** BEGIN STORED RECORDS **

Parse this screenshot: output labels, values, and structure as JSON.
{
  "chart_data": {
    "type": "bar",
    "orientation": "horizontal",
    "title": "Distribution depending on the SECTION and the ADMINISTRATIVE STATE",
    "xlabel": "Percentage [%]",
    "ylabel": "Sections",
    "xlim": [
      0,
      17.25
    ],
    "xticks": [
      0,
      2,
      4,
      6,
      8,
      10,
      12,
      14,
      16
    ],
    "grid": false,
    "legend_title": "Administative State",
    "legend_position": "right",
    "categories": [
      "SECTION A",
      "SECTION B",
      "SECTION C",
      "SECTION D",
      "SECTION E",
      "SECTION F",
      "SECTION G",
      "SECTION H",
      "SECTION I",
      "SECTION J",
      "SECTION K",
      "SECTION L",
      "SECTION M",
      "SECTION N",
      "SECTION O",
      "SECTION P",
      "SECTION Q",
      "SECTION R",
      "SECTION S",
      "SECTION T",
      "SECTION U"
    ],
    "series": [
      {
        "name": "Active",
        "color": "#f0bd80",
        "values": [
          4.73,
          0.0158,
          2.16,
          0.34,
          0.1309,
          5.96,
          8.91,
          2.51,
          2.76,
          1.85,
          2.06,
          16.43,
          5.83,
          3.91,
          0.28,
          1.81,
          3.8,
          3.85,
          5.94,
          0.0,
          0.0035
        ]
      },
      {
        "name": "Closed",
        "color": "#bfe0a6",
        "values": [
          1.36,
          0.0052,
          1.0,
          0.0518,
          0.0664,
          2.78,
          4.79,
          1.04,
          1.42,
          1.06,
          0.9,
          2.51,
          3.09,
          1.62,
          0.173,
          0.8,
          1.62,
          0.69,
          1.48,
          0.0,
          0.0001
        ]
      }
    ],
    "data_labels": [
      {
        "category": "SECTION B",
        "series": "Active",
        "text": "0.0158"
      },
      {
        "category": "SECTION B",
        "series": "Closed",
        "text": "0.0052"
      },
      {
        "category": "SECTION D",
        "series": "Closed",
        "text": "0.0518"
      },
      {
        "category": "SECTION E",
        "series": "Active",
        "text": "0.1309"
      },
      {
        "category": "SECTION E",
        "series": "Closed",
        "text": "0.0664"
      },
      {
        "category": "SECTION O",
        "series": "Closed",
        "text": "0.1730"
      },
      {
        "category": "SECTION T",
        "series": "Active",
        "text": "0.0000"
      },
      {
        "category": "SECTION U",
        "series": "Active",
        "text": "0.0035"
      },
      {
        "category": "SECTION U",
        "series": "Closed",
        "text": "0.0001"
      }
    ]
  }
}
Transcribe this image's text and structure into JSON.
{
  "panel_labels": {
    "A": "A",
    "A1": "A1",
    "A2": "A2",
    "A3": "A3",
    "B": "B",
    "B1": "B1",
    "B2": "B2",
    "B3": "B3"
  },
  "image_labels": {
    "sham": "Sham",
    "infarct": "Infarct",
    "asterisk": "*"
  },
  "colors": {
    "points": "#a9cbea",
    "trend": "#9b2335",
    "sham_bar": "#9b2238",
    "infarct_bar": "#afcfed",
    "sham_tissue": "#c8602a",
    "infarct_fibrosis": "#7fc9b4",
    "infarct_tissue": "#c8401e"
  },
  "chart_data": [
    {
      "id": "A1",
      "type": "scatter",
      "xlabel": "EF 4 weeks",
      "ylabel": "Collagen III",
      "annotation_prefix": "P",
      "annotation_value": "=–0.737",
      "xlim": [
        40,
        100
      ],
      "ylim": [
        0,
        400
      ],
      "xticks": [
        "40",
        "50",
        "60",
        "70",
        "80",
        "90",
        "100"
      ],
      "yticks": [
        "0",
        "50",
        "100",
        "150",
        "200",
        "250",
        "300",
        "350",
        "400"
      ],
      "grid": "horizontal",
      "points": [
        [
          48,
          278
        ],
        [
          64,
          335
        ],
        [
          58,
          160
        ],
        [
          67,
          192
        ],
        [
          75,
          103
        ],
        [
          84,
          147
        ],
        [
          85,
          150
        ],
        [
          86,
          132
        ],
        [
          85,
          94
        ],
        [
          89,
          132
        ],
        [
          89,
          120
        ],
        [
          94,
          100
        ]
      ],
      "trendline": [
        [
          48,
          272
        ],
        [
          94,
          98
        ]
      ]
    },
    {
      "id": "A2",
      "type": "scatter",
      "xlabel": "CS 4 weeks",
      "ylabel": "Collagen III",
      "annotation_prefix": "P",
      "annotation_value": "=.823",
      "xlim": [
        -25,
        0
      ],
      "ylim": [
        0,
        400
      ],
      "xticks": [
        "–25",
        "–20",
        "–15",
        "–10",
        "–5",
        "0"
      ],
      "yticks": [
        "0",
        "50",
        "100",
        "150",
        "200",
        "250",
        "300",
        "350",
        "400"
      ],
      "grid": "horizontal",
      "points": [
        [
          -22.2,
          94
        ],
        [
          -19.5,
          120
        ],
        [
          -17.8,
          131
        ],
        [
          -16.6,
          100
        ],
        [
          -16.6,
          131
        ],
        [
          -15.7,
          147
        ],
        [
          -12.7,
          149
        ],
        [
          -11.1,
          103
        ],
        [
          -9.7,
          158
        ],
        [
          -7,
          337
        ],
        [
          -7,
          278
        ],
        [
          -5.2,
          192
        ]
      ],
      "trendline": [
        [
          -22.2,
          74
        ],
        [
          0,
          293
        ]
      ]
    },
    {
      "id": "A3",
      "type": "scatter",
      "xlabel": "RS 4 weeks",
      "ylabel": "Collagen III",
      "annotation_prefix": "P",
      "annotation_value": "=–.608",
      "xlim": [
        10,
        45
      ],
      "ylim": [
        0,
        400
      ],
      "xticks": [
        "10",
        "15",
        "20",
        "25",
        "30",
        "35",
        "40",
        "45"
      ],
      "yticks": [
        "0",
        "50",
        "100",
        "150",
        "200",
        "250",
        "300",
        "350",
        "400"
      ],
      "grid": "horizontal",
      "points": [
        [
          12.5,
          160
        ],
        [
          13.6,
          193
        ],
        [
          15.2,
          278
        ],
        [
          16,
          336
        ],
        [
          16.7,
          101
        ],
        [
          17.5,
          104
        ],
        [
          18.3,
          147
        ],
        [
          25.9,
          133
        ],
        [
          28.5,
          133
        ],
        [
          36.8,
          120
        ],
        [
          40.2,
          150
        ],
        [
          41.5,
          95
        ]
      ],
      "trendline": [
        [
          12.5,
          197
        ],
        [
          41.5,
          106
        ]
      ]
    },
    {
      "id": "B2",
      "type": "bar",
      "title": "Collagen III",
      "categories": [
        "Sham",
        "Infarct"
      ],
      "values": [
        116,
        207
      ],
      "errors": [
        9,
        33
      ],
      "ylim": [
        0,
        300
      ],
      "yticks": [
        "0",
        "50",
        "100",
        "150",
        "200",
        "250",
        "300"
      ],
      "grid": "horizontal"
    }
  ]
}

** END STORED RECORDS **

Recopy all the lines exactly as they appear.

Parse this screenshot: output labels, values, and structure as JSON.
{
  "chart_data": {
    "type": "bar",
    "orientation": "horizontal",
    "title": "Distribution depending on the SECTION and the ADMINISTRATIVE STATE",
    "xlabel": "Percentage [%]",
    "ylabel": "Sections",
    "xlim": [
      0,
      17.25
    ],
    "xticks": [
      0,
      2,
      4,
      6,
      8,
      10,
      12,
      14,
      16
    ],
    "grid": false,
    "legend_title": "Administative State",
    "legend_position": "right",
    "categories": [
      "SECTION A",
      "SECTION B",
      "SECTION C",
      "SECTION D",
      "SECTION E",
      "SECTION F",
      "SECTION G",
      "SECTION H",
      "SECTION I",
      "SECTION J",
      "SECTION K",
      "SECTION L",
      "SECTION M",
      "SECTION N",
      "SECTION O",
      "SECTION P",
      "SECTION Q",
      "SECTION R",
      "SECTION S",
      "SECTION T",
      "SECTION U"
    ],
    "series": [
      {
        "name": "Active",
        "color": "#f0bd80",
        "values": [
          4.73,
          0.0158,
          2.16,
          0.34,
          0.1309,
          5.96,
          8.91,
          2.51,
          2.76,
          1.85,
          2.06,
          16.43,
          5.83,
          3.91,
          0.28,
          1.81,
          3.8,
          3.85,
          5.94,
          0.0,
          0.0035
        ]
      },
      {
        "name": "Closed",
        "color": "#bfe0a6",
        "values": [
          1.36,
          0.0052,
          1.0,
          0.0518,
          0.0664,
          2.78,
          4.79,
          1.04,
          1.42,
          1.06,
          0.9,
          2.51,
          3.09,
          1.62,
          0.173,
          0.8,
          1.62,
          0.69,
          1.48,
          0.0,
          0.0001
        ]
      }
    ],
    "data_labels": [
      {
        "category": "SECTION B",
        "series": "Active",
        "text": "0.0158"
      },
      {
        "category": "SECTION B",
        "series": "Closed",
        "text": "0.0052"
      },
      {
        "category": "SECTION D",
        "series": "Closed",
        "text": "0.0518"
      },
      {
        "category": "SECTION E",
        "series": "Active",
        "text": "0.1309"
      },
      {
        "category": "SECTION E",
        "series": "Closed",
        "text": "0.0664"
      },
      {
        "category": "SECTION O",
        "series": "Closed",
        "text": "0.1730"
      },
      {
        "category": "SECTION T",
        "series": "Active",
        "text": "0.0000"
      },
      {
        "category": "SECTION U",
        "series": "Active",
        "text": "0.0035"
      },
      {
        "category": "SECTION U",
        "series": "Closed",
        "text": "0.0001"
      }
    ]
  }
}
Transcribe this image's text and structure into JSON.
{
  "panel_labels": {
    "A": "A",
    "A1": "A1",
    "A2": "A2",
    "A3": "A3",
    "B": "B",
    "B1": "B1",
    "B2": "B2",
    "B3": "B3"
  },
  "image_labels": {
    "sham": "Sham",
    "infarct": "Infarct",
    "asterisk": "*"
  },
  "colors": {
    "points": "#a9cbea",
    "trend": "#9b2335",
    "sham_bar": "#9b2238",
    "infarct_bar": "#afcfed",
    "sham_tissue": "#c8602a",
    "infarct_fibrosis": "#7fc9b4",
    "infarct_tissue": "#c8401e"
  },
  "chart_data": [
    {
      "id": "A1",
      "type": "scatter",
      "xlabel": "EF 4 weeks",
      "ylabel": "Collagen III",
      "annotation_prefix": "P",
      "annotation_value": "=–0.737",
      "xlim": [
        40,
        100
      ],
      "ylim": [
        0,
        400
      ],
      "xticks": [
        "40",
        "50",
        "60",
        "70",
        "80",
        "90",
        "100"
      ],
      "yticks": [
        "0",
        "50",
        "100",
        "150",
        "200",
        "250",
        "300",
        "350",
        "400"
      ],
      "grid": "horizontal",
      "points": [
        [
          48,
          278
        ],
        [
          64,
          335
        ],
        [
          58,
          160
        ],
        [
          67,
          192
        ],
        [
          75,
          103
        ],
        [
          84,
          147
        ],
        [
          85,
          150
        ],
        [
          86,
          132
        ],
        [
          85,
          94
        ],
        [
          89,
          132
        ],
        [
          89,
          120
        ],
        [
          94,
          100
        ]
      ],
      "trendline": [
        [
          48,
          272
        ],
        [
          94,
          98
        ]
      ]
    },
    {
      "id": "A2",
      "type": "scatter",
      "xlabel": "CS 4 weeks",
      "ylabel": "Collagen III",
      "annotation_prefix": "P",
      "annotation_value": "=.823",
      "xlim": [
        -25,
        0
      ],
      "ylim": [
        0,
        400
      ],
      "xticks": [
        "–25",
        "–20",
        "–15",
        "–10",
        "–5",
        "0"
      ],
      "yticks": [
        "0",
        "50",
        "100",
        "150",
        "200",
        "250",
        "300",
        "350",
        "400"
      ],
      "grid": "horizontal",
      "points": [
        [
          -22.2,
          94
        ],
        [
          -19.5,
          120
        ],
        [
          -17.8,
          131
        ],
        [
          -16.6,
          100
        ],
        [
          -16.6,
          131
        ],
        [
          -15.7,
          147
        ],
        [
          -12.7,
          149
        ],
        [
          -11.1,
          103
        ],
        [
          -9.7,
          158
        ],
        [
          -7,
          337
        ],
        [
          -7,
          278
        ],
        [
          -5.2,
          192
        ]
      ],
      "trendline": [
        [
          -22.2,
          74
        ],
        [
          0,
          293
        ]
      ]
    },
    {
      "id": "A3",
      "type": "scatter",
      "xlabel": "RS 4 weeks",
      "ylabel": "Collagen III",
      "annotation_prefix": "P",
      "annotation_value": "=–.608",
      "xlim": [
        10,
        45
      ],
      "ylim": [
        0,
        400
      ],
      "xticks": [
        "10",
        "15",
        "20",
        "25",
        "30",
        "35",
        "40",
        "45"
      ],
      "yticks": [
        "0",
        "50",
        "100",
        "150",
        "200",
        "250",
        "300",
        "350",
        "400"
      ],
      "grid": "horizontal",
      "points": [
        [
          12.5,
          160
        ],
        [
          13.6,
          193
        ],
        [
          15.2,
          278
        ],
        [
          16,
          336
        ],
        [
          16.7,
          101
        ],
        [
          17.5,
          104
        ],
        [
          18.3,
          147
        ],
        [
          25.9,
          133
        ],
        [
          28.5,
          133
        ],
        [
          36.8,
          120
        ],
        [
          40.2,
          150
        ],
        [
          41.5,
          95
        ]
      ],
      "trendline": [
        [
          12.5,
          197
        ],
        [
          41.5,
          106
        ]
      ]
    },
    {
      "id": "B2",
      "type": "bar",
      "title": "Collagen III",
      "categories": [
        "Sham",
        "Infarct"
      ],
      "values": [
        116,
        207
      ],
      "errors": [
        9,
        33
      ],
      "ylim": [
        0,
        300
      ],
      "yticks": [
        "0",
        "50",
        "100",
        "150",
        "200",
        "250",
        "300"
      ],
      "grid": "horizontal"
    }
  ]
}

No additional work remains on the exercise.